Reproduce the material verbatim from the line with "Patent image size: (956, 669)." to the line with "The transparent electrode 10c", both of those lines included.

--- Start of Data for processing ---

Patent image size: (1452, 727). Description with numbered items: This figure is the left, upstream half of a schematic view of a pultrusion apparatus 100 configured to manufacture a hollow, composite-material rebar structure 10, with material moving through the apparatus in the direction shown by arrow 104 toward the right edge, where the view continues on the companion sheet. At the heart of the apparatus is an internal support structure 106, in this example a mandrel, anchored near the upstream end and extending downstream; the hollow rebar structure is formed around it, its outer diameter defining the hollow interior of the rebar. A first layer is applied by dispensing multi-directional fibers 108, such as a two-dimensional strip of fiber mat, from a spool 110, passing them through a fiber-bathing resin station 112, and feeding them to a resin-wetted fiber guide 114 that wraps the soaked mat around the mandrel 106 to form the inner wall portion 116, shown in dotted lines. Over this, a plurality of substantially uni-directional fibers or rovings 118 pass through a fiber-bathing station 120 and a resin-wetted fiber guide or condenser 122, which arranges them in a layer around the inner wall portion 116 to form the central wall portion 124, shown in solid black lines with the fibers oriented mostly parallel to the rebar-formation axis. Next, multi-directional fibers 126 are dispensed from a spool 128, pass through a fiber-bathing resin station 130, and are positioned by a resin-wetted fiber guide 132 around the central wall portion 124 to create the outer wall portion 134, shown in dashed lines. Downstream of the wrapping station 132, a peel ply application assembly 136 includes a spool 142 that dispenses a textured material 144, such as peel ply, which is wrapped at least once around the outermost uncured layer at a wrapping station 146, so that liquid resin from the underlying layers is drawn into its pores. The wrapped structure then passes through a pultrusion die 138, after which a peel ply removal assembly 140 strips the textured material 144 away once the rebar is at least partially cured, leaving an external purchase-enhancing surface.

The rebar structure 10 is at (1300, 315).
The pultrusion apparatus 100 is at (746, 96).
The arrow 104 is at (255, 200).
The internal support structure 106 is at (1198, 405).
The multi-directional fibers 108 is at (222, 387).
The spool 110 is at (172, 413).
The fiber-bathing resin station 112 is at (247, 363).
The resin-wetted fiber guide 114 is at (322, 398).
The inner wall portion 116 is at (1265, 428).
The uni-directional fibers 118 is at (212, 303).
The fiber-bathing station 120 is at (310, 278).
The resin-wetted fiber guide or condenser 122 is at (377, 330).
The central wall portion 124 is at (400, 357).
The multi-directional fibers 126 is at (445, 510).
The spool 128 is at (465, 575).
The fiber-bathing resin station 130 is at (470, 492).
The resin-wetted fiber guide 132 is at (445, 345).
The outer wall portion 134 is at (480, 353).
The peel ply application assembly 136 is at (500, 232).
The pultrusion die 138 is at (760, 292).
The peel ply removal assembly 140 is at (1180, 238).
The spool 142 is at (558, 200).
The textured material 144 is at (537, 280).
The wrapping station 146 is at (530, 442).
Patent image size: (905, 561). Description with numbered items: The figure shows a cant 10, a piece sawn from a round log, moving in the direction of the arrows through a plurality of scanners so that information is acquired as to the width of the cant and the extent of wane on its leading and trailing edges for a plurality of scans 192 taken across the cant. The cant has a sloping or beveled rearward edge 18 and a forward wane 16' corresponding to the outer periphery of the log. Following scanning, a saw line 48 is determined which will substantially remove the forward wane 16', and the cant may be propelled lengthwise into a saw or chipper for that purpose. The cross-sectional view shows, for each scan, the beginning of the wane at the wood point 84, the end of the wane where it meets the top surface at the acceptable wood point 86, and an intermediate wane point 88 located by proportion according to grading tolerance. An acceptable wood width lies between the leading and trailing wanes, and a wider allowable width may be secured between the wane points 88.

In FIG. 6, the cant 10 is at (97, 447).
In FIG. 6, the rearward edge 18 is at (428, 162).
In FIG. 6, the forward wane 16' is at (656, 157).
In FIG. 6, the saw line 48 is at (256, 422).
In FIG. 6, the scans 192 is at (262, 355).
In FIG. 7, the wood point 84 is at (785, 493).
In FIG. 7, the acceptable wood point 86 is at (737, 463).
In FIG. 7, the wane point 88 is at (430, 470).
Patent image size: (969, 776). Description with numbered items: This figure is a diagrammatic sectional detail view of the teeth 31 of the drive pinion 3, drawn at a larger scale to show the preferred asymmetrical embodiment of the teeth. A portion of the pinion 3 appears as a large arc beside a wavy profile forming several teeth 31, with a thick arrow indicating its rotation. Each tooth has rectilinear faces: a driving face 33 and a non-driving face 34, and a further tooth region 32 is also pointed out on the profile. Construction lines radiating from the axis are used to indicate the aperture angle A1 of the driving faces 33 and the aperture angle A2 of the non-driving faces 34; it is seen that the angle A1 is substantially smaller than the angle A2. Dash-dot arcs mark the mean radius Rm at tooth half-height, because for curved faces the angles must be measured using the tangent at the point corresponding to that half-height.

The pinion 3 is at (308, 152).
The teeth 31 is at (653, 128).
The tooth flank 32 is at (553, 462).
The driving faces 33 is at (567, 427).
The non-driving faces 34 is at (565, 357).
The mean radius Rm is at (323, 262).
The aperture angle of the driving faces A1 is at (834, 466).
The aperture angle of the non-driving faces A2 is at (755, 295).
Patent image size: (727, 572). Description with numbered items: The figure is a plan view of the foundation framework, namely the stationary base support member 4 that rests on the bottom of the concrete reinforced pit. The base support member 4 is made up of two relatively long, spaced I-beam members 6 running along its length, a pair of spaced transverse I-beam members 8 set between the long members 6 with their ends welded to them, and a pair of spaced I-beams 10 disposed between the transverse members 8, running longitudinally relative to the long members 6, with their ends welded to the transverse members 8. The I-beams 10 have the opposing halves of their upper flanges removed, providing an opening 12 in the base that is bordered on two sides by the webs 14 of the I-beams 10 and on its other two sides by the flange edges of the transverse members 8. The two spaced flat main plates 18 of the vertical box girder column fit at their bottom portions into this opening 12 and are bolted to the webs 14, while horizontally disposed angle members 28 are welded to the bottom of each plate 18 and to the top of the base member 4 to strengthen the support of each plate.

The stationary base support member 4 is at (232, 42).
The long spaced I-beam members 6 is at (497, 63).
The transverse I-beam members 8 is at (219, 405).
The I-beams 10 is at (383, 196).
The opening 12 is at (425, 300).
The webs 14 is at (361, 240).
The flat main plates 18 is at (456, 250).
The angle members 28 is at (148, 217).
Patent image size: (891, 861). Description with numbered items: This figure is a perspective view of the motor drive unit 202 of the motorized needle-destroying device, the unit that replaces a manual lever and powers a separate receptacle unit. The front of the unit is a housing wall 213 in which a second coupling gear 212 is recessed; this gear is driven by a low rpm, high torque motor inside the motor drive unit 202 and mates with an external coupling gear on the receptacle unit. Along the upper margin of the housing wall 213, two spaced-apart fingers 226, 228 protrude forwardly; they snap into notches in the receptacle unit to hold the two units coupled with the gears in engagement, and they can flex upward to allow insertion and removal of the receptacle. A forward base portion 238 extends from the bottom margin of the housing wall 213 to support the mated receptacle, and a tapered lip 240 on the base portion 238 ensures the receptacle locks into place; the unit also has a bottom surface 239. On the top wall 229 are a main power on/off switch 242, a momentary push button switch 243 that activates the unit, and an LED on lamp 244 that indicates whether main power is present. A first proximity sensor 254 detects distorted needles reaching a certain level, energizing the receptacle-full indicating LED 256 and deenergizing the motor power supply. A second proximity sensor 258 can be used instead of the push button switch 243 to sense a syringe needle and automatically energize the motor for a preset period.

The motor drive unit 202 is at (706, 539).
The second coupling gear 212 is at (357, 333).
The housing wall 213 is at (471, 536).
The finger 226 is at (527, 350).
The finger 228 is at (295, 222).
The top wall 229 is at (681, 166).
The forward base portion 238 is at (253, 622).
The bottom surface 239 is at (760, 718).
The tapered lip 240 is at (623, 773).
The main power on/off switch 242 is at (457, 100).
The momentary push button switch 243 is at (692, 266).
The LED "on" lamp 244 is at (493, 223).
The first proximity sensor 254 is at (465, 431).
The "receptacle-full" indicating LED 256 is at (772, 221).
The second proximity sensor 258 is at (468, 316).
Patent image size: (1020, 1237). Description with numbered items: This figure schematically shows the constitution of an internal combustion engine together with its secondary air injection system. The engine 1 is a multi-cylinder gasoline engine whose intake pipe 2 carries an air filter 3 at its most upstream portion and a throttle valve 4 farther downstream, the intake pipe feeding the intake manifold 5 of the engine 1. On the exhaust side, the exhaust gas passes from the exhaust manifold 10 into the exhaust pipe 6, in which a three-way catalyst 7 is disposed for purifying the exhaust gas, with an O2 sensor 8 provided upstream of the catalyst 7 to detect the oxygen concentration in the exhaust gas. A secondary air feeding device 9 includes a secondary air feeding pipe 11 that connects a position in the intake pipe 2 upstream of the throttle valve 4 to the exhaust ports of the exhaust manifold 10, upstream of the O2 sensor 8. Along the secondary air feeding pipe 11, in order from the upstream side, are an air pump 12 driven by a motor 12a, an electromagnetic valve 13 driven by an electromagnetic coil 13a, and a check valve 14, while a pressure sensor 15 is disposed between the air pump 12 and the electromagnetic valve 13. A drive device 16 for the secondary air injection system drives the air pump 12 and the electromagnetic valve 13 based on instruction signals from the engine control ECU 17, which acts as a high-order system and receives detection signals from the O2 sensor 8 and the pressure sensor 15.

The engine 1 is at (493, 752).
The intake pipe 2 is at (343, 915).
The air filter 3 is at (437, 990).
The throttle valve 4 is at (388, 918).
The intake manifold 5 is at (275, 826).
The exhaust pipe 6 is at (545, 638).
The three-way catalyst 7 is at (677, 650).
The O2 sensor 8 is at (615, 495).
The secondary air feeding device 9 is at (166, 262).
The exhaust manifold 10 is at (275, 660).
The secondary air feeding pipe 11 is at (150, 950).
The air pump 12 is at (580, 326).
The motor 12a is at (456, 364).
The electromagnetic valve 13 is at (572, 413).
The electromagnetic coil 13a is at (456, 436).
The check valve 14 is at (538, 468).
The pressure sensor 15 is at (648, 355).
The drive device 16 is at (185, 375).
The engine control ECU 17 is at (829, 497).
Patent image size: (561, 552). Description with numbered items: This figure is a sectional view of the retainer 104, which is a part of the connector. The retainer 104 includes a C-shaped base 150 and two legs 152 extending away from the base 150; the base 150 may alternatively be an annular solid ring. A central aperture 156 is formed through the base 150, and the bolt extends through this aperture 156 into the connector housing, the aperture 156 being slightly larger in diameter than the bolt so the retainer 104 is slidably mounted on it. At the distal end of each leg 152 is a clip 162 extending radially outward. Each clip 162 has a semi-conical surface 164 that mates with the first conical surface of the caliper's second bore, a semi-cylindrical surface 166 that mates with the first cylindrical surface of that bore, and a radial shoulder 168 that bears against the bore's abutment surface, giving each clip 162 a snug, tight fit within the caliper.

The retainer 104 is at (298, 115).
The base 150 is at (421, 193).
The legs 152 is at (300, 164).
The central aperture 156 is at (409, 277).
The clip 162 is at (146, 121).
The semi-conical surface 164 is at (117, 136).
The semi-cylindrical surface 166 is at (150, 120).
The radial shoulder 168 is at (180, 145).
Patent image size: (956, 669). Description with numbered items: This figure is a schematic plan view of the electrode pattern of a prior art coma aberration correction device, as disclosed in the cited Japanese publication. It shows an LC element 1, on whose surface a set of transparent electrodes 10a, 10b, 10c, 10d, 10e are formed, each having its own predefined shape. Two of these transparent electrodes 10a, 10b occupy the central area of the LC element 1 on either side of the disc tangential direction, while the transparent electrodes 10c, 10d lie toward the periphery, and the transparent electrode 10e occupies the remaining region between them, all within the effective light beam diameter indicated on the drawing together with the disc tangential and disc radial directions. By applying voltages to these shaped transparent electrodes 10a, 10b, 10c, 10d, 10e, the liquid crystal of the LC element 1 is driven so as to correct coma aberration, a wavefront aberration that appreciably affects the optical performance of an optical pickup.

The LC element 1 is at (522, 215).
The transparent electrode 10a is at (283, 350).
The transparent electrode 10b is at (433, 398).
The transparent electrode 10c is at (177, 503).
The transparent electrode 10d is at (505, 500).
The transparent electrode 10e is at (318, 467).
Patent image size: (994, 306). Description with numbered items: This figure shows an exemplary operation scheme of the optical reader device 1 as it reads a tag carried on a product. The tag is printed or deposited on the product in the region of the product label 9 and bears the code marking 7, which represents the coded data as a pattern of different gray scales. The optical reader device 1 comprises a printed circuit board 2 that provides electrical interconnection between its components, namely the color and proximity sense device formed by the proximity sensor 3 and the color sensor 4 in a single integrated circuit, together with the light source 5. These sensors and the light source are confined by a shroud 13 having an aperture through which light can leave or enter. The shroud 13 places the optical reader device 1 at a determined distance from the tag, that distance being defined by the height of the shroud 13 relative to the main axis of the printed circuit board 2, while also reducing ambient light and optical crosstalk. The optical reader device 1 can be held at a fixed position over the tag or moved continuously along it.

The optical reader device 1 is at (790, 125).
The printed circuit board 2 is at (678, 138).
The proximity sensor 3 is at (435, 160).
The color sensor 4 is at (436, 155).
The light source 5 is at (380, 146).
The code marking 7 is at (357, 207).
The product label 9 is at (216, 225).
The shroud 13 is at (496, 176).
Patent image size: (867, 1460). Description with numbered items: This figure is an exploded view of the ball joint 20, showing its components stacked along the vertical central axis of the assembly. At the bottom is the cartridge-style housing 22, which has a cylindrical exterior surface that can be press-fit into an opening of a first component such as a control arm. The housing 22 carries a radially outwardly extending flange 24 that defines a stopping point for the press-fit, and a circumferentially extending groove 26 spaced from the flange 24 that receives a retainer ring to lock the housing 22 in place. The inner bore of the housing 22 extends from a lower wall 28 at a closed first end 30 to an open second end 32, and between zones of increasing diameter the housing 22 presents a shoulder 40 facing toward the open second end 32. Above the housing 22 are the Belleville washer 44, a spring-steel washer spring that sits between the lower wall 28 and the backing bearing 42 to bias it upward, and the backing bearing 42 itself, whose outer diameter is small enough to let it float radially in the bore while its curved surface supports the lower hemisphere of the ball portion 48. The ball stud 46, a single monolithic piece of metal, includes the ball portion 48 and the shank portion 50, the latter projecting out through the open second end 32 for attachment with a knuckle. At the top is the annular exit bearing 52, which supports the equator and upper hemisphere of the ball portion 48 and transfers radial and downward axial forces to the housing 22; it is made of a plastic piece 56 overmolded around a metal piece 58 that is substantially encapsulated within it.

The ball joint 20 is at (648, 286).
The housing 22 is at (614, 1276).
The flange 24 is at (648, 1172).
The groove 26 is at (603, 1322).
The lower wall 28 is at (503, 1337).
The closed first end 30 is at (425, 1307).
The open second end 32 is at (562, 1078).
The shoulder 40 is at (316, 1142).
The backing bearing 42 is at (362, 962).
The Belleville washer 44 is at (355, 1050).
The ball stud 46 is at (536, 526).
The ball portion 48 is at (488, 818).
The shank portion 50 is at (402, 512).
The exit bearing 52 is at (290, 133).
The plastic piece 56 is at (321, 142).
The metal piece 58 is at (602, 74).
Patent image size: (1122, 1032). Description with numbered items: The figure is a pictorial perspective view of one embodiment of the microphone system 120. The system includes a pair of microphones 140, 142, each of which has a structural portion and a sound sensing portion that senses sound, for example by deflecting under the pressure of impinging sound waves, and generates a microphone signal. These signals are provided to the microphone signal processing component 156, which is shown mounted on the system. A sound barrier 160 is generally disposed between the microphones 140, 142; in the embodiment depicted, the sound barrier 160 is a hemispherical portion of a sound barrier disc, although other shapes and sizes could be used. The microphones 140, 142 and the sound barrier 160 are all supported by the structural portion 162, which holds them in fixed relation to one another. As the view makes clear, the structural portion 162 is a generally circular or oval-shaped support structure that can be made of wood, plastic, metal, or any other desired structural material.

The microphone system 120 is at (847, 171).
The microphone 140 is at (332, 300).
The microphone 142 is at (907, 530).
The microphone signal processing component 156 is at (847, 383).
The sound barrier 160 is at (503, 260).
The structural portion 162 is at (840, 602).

--- End of Data for processing ---

→ **Solution to this problem**
Patent image size: (956, 669). Description with numbered items: This figure is a schematic plan view of the electrode pattern of a prior art coma aberration correction device, as disclosed in the cited Japanese publication. It shows an LC element 1, on whose surface a set of transparent electrodes 10a, 10b, 10c, 10d, 10e are formed, each having its own predefined shape. Two of these transparent electrodes 10a, 10b occupy the central area of the LC element 1 on either side of the disc tangential direction, while the transparent electrodes 10c, 10d lie toward the periphery, and the transparent electrode 10e occupies the remaining region between them, all within the effective light beam diameter indicated on the drawing together with the disc tangential and disc radial directions. By applying voltages to these shaped transparent electrodes 10a, 10b, 10c, 10d, 10e, the liquid crystal of the LC element 1 is driven so as to correct coma aberration, a wavefront aberration that appreciably affects the optical performance of an optical pickup.

The LC element 1 is at (522, 215).
The transparent electrode 10a is at (283, 350).
The transparent electrode 10b is at (433, 398).
The transparent electrode 10c is at (177, 503).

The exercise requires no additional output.